[start Data for the task]

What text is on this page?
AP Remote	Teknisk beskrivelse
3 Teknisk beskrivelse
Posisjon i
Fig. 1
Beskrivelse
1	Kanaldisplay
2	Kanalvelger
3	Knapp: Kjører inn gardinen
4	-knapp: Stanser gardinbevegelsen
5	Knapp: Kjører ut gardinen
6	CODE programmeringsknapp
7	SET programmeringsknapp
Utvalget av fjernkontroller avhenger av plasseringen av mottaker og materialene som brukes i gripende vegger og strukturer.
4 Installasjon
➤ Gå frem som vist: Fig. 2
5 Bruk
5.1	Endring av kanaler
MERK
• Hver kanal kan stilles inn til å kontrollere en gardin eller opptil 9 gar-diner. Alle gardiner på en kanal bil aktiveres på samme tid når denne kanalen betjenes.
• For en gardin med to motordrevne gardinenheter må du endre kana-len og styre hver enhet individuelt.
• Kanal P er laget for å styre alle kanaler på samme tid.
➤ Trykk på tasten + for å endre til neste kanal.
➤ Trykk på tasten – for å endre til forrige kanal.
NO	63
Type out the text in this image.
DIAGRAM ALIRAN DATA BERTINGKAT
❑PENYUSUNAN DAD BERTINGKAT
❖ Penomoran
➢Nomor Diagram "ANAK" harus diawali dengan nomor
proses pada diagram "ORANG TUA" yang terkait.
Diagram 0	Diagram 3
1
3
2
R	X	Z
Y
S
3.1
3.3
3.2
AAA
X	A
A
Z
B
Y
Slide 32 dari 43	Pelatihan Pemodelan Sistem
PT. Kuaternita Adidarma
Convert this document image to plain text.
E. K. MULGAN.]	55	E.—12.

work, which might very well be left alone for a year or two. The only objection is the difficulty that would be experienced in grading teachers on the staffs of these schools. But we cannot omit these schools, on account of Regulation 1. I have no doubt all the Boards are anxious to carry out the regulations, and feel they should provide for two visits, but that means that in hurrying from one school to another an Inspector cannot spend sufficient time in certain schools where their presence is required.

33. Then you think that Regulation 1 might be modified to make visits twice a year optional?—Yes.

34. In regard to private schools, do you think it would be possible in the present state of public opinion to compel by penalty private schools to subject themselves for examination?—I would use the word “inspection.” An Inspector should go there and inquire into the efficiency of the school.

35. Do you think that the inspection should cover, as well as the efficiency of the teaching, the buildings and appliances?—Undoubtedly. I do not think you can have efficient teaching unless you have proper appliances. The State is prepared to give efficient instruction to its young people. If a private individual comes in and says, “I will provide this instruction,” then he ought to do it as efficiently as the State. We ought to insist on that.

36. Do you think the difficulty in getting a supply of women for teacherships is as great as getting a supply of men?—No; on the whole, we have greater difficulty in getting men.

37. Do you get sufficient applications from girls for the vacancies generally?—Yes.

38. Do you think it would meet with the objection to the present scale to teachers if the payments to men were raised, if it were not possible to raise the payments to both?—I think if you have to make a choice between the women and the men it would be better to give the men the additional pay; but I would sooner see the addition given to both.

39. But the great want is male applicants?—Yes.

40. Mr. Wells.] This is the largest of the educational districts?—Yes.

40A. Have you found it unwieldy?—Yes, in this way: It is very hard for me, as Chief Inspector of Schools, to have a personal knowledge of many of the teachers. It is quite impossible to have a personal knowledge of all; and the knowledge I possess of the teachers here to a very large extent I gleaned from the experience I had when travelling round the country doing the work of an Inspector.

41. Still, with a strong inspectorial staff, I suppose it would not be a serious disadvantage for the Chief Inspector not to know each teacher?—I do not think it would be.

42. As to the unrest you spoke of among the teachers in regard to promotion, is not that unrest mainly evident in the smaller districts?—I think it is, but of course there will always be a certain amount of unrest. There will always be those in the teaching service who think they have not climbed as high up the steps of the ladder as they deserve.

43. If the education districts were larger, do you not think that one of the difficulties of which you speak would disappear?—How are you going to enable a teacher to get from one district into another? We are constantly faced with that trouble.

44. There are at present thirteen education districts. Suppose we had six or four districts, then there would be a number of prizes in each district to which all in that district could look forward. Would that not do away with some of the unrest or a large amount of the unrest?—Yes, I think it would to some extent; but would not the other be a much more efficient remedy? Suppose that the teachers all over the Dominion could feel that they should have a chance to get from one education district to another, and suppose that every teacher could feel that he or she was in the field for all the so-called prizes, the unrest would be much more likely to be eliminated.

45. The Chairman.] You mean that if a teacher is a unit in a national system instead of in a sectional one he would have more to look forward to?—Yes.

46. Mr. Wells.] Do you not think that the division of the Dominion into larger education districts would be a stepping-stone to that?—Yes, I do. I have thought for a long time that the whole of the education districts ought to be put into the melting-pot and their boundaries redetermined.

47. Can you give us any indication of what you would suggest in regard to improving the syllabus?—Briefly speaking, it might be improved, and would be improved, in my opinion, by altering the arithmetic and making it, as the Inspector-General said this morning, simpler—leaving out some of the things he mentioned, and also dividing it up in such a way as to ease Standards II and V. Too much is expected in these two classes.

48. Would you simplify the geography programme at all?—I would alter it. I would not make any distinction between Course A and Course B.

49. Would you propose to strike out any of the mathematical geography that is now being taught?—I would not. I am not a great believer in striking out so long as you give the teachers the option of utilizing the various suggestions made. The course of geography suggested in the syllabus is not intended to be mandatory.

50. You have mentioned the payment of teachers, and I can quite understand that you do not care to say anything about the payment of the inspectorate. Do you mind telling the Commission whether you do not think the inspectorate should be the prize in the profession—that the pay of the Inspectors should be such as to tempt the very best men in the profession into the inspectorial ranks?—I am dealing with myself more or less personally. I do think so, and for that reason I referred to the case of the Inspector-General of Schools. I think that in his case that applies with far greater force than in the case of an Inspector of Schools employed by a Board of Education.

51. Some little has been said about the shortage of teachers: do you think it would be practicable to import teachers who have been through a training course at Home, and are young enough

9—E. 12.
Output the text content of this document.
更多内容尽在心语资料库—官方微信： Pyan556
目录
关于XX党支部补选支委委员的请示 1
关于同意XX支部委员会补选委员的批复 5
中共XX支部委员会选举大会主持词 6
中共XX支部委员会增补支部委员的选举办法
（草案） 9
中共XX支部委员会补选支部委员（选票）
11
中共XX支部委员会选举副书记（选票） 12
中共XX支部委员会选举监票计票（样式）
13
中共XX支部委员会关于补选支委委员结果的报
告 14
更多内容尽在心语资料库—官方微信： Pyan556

[end Data for the task]

**Task goal**
Starting from the line containing "Output the text content of this document." and ending with the final line of the data, reproduce each line exactly as it appears, including no other lines.

**Task solution**
Output the text content of this document.
更多内容尽在心语资料库—官方微信： Pyan556
目录
关于XX党支部补选支委委员的请示 1
关于同意XX支部委员会补选委员的批复 5
中共XX支部委员会选举大会主持词 6
中共XX支部委员会增补支部委员的选举办法
（草案） 9
中共XX支部委员会补选支部委员（选票）
11
中共XX支部委员会选举副书记（选票） 12
中共XX支部委员会选举监票计票（样式）
13
中共XX支部委员会关于补选支委委员结果的报
告 14
更多内容尽在心语资料库—官方微信： Pyan556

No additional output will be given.